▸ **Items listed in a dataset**
** BEGIN **
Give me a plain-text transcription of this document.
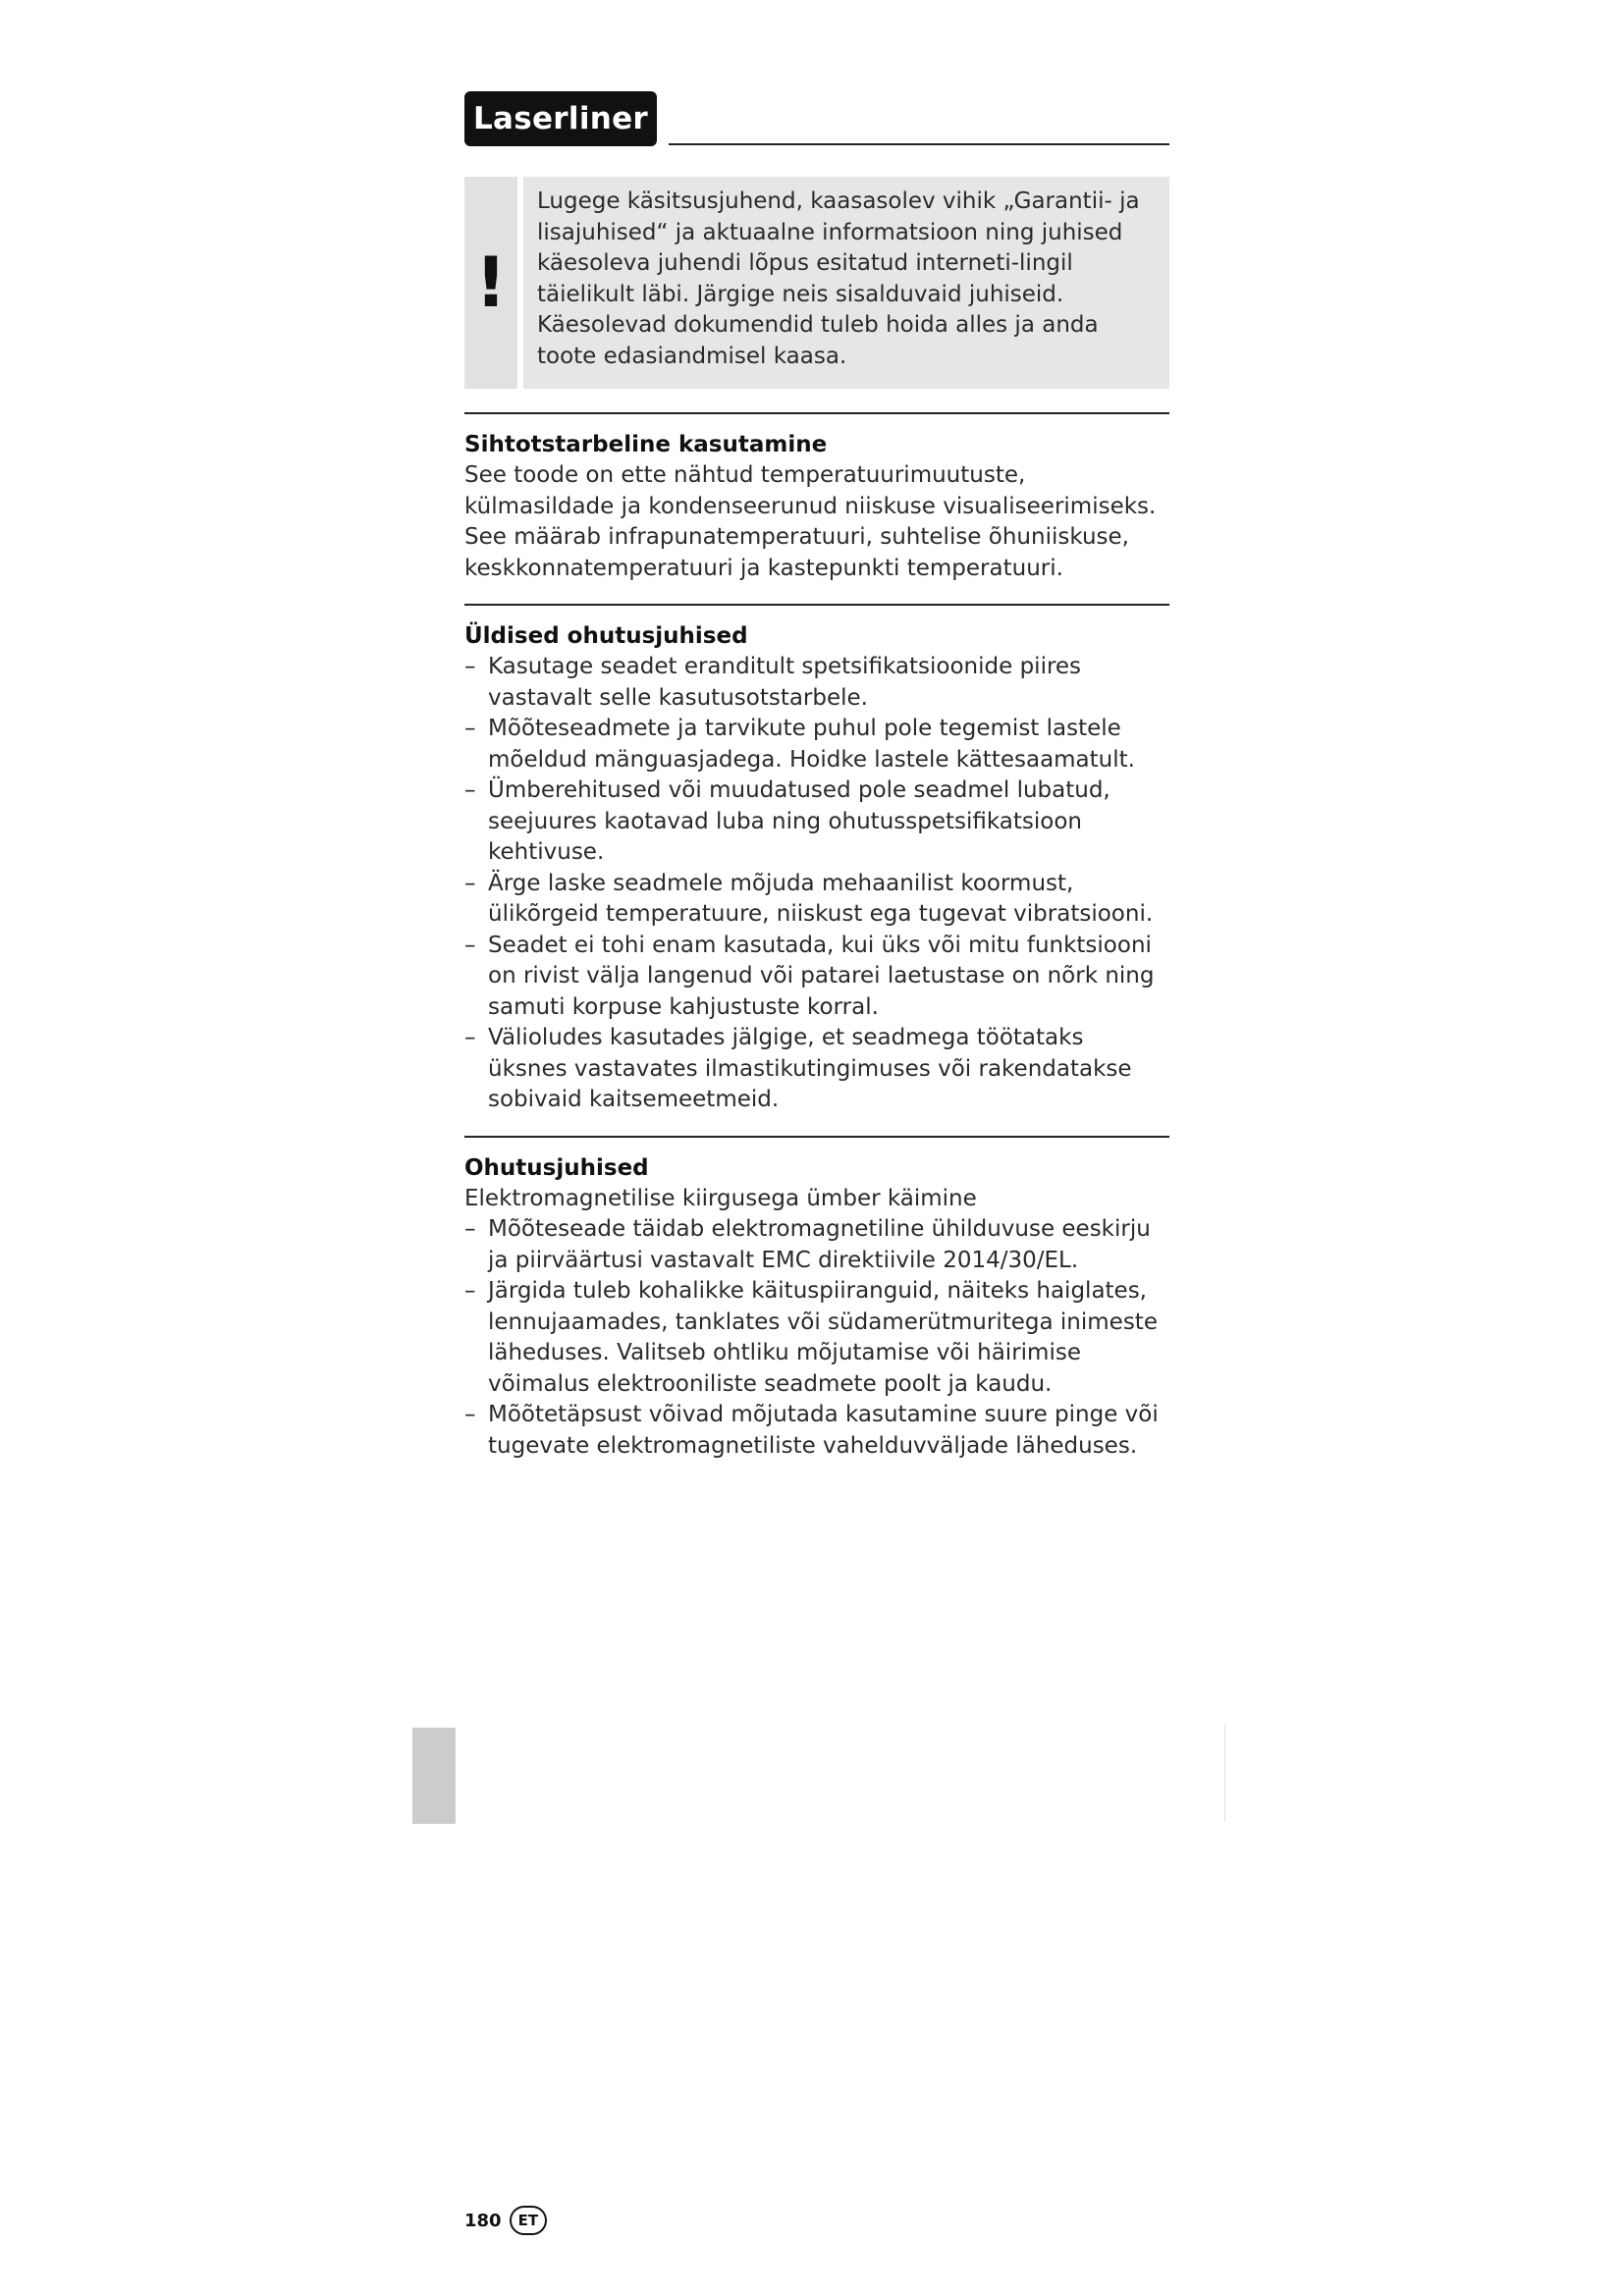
Laserliner
!
Lugege käsitsusjuhend, kaasasolev vihik „Garantii- ja lisajuhised“ ja aktuaalne informatsioon ning juhised käesoleva juhendi lõpus esitatud interneti-lingil täielikult läbi. Järgige neis sisalduvaid juhiseid. Käesolevad dokumendid tuleb hoida alles ja anda toote edasiandmisel kaasa.
Sihtotstarbeline kasutamine
See toode on ette nähtud temperatuurimuutuste, külmasildade ja kondenseerunud niiskuse visualiseerimiseks.
See määrab infrapunatemperatuuri, suhtelise õhuniiskuse, keskkonnatemperatuuri ja kastepunkti temperatuuri.
Üldised ohutusjuhised
– Kasutage seadet eranditult spetsifikatsioonide piires vastavalt selle kasutusotstarbele.
– Mõõteseadmete ja tarvikute puhul pole tegemist lastele mõeldud mänguasjadega. Hoidke lastele kättesaamatult.
– Ümberehitused või muudatused pole seadmel lubatud, seejuures kaotavad luba ning ohutusspetsifikatsioon kehtivuse.
– Ärge laske seadmele mõjuda mehaanilist koormust, ülikõrgeid temperatuure, niiskust ega tugevat vibratsiooni.
– Seadet ei tohi enam kasutada, kui üks või mitu funktsiooni on rivist välja langenud või patarei laetustase on nõrk ning samuti korpuse kahjustuste korral.
– Välioludes kasutades jälgige, et seadmega töötataks üksnes vastavates ilmastikutingimuses või rakendatakse sobivaid kaitsemeetmeid.
Ohutusjuhised
Elektromagnetilise kiirgusega ümber käimine
– Mõõteseade täidab elektromagnetiline ühilduvuse eeskirju ja piirväärtusi vastavalt EMC direktiivile 2014/30/EL.
– Järgida tuleb kohalikke käituspiiranguid, näiteks haiglates, lennujaamades, tanklates või südamerütmuritega inimeste läheduses. Valitseb ohtliku mõjutamise või häirimise võimalus elektrooniliste seadmete poolt ja kaudu.
– Mõõtetäpsust võivad mõjutada kasutamine suure pinge või tugevate elektromagnetiliste vahelduvväljade läheduses.
180	ET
** END **
▸ **DO THIS**
Repeat all the records above exactly, leaving out any pictures.

▸ **PROBLEM SOLUTION**
Give me a plain-text transcription of this document.
Laserliner
!
Lugege käsitsusjuhend, kaasasolev vihik „Garantii- ja lisajuhised“ ja aktuaalne informatsioon ning juhised käesoleva juhendi lõpus esitatud interneti-lingil täielikult läbi. Järgige neis sisalduvaid juhiseid. Käesolevad dokumendid tuleb hoida alles ja anda toote edasiandmisel kaasa.
Sihtotstarbeline kasutamine
See toode on ette nähtud temperatuurimuutuste, külmasildade ja kondenseerunud niiskuse visualiseerimiseks.
See määrab infrapunatemperatuuri, suhtelise õhuniiskuse, keskkonnatemperatuuri ja kastepunkti temperatuuri.
Üldised ohutusjuhised
– Kasutage seadet eranditult spetsifikatsioonide piires vastavalt selle kasutusotstarbele.
– Mõõteseadmete ja tarvikute puhul pole tegemist lastele mõeldud mänguasjadega. Hoidke lastele kättesaamatult.
– Ümberehitused või muudatused pole seadmel lubatud, seejuures kaotavad luba ning ohutusspetsifikatsioon kehtivuse.
– Ärge laske seadmele mõjuda mehaanilist koormust, ülikõrgeid temperatuure, niiskust ega tugevat vibratsiooni.
– Seadet ei tohi enam kasutada, kui üks või mitu funktsiooni on rivist välja langenud või patarei laetustase on nõrk ning samuti korpuse kahjustuste korral.
– Välioludes kasutades jälgige, et seadmega töötataks üksnes vastavates ilmastikutingimuses või rakendatakse sobivaid kaitsemeetmeid.
Ohutusjuhised
Elektromagnetilise kiirgusega ümber käimine
– Mõõteseade täidab elektromagnetiline ühilduvuse eeskirju ja piirväärtusi vastavalt EMC direktiivile 2014/30/EL.
– Järgida tuleb kohalikke käituspiiranguid, näiteks haiglates, lennujaamades, tanklates või südamerütmuritega inimeste läheduses. Valitseb ohtliku mõjutamise või häirimise võimalus elektrooniliste seadmete poolt ja kaudu.
– Mõõtetäpsust võivad mõjutada kasutamine suure pinge või tugevate elektromagnetiliste vahelduvväljade läheduses.
180	ET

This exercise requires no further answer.